[Dataset records]
────────

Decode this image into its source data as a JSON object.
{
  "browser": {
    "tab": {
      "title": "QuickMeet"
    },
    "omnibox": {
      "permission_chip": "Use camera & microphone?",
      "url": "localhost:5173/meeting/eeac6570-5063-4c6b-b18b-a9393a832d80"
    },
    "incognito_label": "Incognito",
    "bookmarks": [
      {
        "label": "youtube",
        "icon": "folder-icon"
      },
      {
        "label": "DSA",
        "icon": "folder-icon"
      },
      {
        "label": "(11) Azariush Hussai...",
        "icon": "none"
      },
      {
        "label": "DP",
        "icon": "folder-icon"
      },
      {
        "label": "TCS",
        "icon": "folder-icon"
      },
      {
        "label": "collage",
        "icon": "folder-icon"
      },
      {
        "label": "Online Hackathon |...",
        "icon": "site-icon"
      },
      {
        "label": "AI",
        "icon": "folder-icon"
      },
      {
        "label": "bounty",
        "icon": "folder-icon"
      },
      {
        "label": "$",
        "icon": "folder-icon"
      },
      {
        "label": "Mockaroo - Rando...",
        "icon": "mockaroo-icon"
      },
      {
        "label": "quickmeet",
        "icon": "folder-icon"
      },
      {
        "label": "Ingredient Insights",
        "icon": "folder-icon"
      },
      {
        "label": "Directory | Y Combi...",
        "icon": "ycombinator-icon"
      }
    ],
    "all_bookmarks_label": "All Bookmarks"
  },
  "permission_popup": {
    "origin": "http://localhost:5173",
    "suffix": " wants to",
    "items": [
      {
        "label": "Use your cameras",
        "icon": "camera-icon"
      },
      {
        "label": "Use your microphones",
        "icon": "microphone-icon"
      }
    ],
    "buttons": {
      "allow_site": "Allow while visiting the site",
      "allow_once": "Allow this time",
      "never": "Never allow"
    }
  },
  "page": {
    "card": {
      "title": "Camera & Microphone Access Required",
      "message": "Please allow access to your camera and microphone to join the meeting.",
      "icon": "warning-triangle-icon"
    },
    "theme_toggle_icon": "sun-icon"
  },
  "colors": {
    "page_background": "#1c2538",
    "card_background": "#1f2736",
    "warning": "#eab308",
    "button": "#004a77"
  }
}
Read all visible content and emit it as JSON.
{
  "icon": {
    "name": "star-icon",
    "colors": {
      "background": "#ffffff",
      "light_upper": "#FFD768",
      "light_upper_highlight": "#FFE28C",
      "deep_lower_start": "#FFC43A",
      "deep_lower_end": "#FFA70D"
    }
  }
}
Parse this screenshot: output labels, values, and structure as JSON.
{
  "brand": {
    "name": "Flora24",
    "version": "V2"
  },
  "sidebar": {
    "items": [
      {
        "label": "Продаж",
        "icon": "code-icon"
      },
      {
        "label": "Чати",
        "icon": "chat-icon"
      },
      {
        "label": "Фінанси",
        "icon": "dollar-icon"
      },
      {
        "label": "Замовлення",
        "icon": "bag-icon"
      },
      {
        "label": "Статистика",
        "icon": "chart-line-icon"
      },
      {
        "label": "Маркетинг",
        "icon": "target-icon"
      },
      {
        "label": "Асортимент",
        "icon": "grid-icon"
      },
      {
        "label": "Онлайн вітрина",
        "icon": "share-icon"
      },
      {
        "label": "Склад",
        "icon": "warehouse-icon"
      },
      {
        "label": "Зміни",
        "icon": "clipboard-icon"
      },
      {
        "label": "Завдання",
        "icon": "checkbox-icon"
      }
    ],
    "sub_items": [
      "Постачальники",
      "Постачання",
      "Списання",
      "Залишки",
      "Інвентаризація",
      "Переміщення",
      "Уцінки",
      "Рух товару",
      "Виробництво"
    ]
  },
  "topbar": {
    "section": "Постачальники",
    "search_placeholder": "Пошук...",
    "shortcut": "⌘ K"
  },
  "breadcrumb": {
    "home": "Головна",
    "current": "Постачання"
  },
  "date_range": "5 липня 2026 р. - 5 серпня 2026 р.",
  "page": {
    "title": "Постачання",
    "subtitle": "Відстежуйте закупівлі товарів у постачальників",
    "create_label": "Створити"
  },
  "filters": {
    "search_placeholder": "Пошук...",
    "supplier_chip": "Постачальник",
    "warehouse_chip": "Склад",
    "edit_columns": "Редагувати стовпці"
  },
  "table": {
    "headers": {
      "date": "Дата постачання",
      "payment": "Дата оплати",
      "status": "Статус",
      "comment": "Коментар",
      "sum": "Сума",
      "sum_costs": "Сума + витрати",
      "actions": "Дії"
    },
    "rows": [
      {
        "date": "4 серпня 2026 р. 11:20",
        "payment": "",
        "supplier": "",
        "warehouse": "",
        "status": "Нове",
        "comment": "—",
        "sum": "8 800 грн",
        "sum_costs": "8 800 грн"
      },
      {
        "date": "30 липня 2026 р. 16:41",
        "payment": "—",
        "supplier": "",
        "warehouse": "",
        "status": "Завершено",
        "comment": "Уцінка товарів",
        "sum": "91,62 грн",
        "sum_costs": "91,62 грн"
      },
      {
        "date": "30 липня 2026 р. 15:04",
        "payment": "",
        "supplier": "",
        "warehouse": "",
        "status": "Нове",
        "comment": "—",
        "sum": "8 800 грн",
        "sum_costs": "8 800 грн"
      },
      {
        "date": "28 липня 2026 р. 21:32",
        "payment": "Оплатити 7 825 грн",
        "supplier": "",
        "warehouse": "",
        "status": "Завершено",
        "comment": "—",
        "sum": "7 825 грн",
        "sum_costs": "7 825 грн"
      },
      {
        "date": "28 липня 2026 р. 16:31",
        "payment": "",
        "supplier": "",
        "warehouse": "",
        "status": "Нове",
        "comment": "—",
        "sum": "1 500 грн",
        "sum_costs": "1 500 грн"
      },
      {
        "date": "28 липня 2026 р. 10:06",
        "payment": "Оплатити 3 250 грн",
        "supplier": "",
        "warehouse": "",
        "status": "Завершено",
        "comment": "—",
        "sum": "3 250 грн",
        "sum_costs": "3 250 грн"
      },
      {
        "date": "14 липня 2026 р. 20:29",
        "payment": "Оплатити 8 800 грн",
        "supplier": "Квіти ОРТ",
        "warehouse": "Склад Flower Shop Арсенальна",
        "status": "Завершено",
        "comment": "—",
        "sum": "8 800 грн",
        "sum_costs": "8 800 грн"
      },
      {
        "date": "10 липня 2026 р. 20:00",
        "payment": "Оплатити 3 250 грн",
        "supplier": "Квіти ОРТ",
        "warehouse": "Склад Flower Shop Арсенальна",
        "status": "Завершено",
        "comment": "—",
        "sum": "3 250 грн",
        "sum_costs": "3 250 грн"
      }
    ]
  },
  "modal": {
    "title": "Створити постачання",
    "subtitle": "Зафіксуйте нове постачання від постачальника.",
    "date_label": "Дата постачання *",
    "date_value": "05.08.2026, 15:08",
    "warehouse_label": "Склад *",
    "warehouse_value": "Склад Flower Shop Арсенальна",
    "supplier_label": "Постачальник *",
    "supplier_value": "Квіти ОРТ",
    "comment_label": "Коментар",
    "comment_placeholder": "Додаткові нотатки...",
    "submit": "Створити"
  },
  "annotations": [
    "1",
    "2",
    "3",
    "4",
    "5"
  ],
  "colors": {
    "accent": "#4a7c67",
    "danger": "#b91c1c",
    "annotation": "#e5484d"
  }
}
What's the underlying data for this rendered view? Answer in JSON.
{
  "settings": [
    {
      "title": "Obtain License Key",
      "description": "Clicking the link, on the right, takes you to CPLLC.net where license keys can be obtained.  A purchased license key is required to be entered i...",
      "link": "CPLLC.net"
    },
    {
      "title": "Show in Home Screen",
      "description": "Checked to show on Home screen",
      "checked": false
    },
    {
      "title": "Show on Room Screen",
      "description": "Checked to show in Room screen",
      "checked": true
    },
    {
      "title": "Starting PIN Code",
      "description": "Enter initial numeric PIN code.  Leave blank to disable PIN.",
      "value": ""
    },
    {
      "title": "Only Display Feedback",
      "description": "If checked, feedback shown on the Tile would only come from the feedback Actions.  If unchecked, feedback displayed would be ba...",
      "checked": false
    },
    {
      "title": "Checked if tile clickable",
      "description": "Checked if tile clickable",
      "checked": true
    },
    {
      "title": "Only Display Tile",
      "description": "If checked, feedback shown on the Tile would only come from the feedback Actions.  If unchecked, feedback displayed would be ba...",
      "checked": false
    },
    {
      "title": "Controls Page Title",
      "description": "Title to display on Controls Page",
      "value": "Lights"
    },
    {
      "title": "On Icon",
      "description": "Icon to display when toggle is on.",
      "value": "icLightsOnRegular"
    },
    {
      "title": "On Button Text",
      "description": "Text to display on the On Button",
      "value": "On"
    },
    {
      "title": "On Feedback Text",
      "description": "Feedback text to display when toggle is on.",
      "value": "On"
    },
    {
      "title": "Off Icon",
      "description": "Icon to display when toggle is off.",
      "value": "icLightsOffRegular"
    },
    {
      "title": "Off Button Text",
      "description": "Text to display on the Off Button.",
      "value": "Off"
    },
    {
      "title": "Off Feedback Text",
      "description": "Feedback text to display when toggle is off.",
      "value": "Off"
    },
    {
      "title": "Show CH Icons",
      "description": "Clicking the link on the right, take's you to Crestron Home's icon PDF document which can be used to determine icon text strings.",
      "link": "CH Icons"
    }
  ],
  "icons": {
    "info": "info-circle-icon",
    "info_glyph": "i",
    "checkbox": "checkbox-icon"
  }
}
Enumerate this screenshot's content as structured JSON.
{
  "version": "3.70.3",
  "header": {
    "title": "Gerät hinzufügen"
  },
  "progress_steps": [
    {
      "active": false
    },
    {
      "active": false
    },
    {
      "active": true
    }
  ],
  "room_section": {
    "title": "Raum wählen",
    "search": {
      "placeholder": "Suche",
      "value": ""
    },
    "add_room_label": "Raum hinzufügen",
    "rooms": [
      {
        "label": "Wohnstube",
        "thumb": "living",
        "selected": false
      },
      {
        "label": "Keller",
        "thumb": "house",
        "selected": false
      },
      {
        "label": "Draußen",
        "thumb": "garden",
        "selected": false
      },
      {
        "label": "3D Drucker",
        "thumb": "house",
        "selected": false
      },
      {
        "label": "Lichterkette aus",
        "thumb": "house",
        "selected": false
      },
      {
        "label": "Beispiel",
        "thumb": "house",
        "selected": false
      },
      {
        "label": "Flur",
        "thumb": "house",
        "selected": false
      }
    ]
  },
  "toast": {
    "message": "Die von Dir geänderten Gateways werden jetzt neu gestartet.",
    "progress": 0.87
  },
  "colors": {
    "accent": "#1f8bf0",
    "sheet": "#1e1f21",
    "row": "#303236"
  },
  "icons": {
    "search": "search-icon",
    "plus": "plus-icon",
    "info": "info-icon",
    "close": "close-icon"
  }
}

────────

- _Objective_
What is the number of lines in the records above that include the word "Створити"? Reply with that number and nothing more.

- _Exercise output_
3